Aufgabenstellung:
Kannst du die Zeilen wörtlich zitieren, beginnend mit der Zeile, die „14, 427, 337]“ enthält, und endend mit dem Schluss der Datensätze, beide Enden eingeschlossen?

── Eingabematerial ──

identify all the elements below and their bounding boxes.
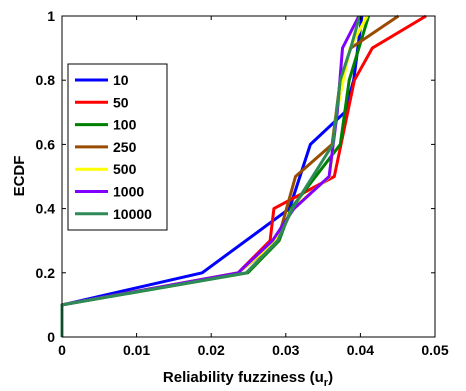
series-lines	[60, 14, 427, 337]
x-tick-label: 0.05	[421, 342, 448, 358]
axis-ticks	[61, 15, 436, 338]
legend-label-10: 10	[113, 72, 129, 88]
x-tick-label: 0.04	[347, 342, 374, 358]
legend-label-10000: 10000	[113, 206, 152, 222]
y-tick-label: 1	[47, 8, 55, 24]
x-tick-label: 0	[58, 342, 66, 358]
x-tick-label: 0.02	[198, 342, 225, 358]
legend-label-50: 50	[113, 94, 129, 110]
axis-tick-labels: 0 0.01 0.02 0.03 0.04 0.05 0 0.2 0.4 0.6 0.8 1	[36, 8, 449, 358]
legend-label-250: 250	[113, 139, 137, 155]
y-tick-label: 0.4	[36, 201, 56, 217]
legend-label-500: 500	[113, 161, 137, 177]
y-tick-label: 0.2	[36, 265, 56, 281]
legend-label-1000: 1000	[113, 184, 144, 200]
y-tick-label: 0	[47, 329, 55, 345]
x-tick-label: 0.01	[123, 342, 150, 358]
y-axis-label: ECDF	[11, 156, 28, 197]
y-tick-label: 0.6	[36, 136, 56, 152]
series-line-10000	[60, 15, 362, 337]
legend: 10 50 100 250 500 1000 10000	[67, 63, 168, 231]
legend-items: 10 50 100 250 500 1000 10000	[75, 72, 152, 222]
x-tick-label: 0.03	[272, 342, 299, 358]
legend-label-100: 100	[113, 117, 137, 133]
x-axis-label: Reliability fuzziness (ur)	[163, 369, 333, 386]
plot-frame	[61, 15, 436, 338]
y-tick-label: 0.8	[36, 72, 56, 88]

───

Lösung:
series-lines	[60, 14, 427, 337]
x-tick-label: 0.05	[421, 342, 448, 358]
axis-ticks	[61, 15, 436, 338]
legend-label-10: 10	[113, 72, 129, 88]
x-tick-label: 0.04	[347, 342, 374, 358]
legend-label-10000: 10000	[113, 206, 152, 222]
y-tick-label: 1	[47, 8, 55, 24]
x-tick-label: 0	[58, 342, 66, 358]
x-tick-label: 0.02	[198, 342, 225, 358]
legend-label-50: 50	[113, 94, 129, 110]
axis-tick-labels: 0 0.01 0.02 0.03 0.04 0.05 0 0.2 0.4 0.6 0.8 1	[36, 8, 449, 358]
legend-label-250: 250	[113, 139, 137, 155]
y-tick-label: 0.4	[36, 201, 56, 217]
legend-label-500: 500	[113, 161, 137, 177]
y-tick-label: 0.2	[36, 265, 56, 281]
legend-label-1000: 1000	[113, 184, 144, 200]
y-tick-label: 0	[47, 329, 55, 345]
x-tick-label: 0.01	[123, 342, 150, 358]
y-axis-label: ECDF	[11, 156, 28, 197]
y-tick-label: 0.6	[36, 136, 56, 152]
series-line-10000	[60, 15, 362, 337]
legend: 10 50 100 250 500 1000 10000	[67, 63, 168, 231]
legend-items: 10 50 100 250 500 1000 10000	[75, 72, 152, 222]
x-tick-label: 0.03	[272, 342, 299, 358]
legend-label-100: 100	[113, 117, 137, 133]
x-axis-label: Reliability fuzziness (ur)	[163, 369, 333, 386]
plot-frame	[61, 15, 436, 338]
y-tick-label: 0.8	[36, 72, 56, 88]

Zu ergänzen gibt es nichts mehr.